● **Provided data**
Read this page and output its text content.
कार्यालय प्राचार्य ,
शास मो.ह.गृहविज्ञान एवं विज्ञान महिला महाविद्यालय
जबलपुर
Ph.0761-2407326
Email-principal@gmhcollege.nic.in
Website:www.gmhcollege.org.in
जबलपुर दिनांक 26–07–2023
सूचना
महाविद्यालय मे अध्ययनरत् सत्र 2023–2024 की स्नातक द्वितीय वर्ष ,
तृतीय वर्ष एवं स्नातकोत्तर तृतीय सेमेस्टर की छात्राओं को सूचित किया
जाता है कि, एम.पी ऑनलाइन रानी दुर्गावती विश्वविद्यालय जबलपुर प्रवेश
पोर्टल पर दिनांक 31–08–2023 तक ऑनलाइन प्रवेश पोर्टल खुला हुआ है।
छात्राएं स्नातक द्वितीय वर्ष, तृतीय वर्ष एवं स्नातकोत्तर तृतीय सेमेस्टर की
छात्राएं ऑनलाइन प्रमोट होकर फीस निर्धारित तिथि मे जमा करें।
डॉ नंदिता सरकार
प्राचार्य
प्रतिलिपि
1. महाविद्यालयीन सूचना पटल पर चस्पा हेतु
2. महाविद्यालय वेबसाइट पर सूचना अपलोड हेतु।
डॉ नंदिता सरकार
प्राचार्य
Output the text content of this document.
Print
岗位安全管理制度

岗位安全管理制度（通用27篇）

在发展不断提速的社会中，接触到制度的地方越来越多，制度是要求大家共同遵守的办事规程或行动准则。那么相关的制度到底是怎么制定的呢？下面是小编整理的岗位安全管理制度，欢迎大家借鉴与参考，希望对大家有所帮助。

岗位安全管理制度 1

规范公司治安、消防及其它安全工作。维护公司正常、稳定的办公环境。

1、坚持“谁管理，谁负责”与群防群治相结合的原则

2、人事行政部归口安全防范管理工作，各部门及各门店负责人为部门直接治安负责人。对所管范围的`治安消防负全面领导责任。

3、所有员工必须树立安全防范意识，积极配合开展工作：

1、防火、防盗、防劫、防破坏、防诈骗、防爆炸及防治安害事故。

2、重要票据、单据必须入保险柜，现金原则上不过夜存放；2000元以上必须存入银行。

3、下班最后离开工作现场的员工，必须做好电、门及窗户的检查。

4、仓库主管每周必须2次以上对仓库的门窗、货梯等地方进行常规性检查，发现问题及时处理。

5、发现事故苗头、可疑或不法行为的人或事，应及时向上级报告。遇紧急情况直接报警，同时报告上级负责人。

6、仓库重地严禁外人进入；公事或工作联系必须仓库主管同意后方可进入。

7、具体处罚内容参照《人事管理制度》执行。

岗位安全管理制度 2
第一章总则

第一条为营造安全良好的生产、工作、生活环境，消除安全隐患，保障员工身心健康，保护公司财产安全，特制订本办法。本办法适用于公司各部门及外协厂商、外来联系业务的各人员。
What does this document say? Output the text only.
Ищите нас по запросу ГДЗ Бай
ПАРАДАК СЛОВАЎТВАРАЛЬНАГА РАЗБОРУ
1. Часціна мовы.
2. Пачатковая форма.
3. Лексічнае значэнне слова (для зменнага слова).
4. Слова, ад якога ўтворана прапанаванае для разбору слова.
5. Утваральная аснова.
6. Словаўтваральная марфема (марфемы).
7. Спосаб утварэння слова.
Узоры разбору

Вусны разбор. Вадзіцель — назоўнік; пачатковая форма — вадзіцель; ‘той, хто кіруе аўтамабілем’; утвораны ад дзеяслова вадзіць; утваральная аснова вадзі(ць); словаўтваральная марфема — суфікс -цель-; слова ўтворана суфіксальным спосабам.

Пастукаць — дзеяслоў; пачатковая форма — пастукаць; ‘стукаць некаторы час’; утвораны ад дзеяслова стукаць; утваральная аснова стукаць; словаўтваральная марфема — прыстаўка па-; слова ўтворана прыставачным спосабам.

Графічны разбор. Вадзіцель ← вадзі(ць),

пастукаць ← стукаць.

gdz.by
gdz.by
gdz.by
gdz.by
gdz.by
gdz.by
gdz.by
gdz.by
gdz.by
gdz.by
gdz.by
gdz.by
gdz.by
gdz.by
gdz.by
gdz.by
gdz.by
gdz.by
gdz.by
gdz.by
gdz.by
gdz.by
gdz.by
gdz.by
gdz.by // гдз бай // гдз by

● **Task to complete**
All lines from the one with "What does this" through the final line above are to be quoted exactly; quote no other line.

● **Written solution**
What does this document say? Output the text only.
Ищите нас по запросу ГДЗ Бай
ПАРАДАК СЛОВАЎТВАРАЛЬНАГА РАЗБОРУ
1. Часціна мовы.
2. Пачатковая форма.
3. Лексічнае значэнне слова (для зменнага слова).
4. Слова, ад якога ўтворана прапанаванае для разбору слова.
5. Утваральная аснова.
6. Словаўтваральная марфема (марфемы).
7. Спосаб утварэння слова.
Узоры разбору

Вусны разбор. Вадзіцель — назоўнік; пачатковая форма — вадзіцель; ‘той, хто кіруе аўтамабілем’; утвораны ад дзеяслова вадзіць; утваральная аснова вадзі(ць); словаўтваральная марфема — суфікс -цель-; слова ўтворана суфіксальным спосабам.

Пастукаць — дзеяслоў; пачатковая форма — пастукаць; ‘стукаць некаторы час’; утвораны ад дзеяслова стукаць; утваральная аснова стукаць; словаўтваральная марфема — прыстаўка па-; слова ўтворана прыставачным спосабам.

Графічны разбор. Вадзіцель ← вадзі(ць),

пастукаць ← стукаць.

gdz.by
gdz.by
gdz.by
gdz.by
gdz.by
gdz.by
gdz.by
gdz.by
gdz.by
gdz.by
gdz.by
gdz.by
gdz.by
gdz.by
gdz.by
gdz.by
gdz.by
gdz.by
gdz.by
gdz.by
gdz.by
gdz.by
gdz.by
gdz.by
gdz.by // гдз бай // гдз by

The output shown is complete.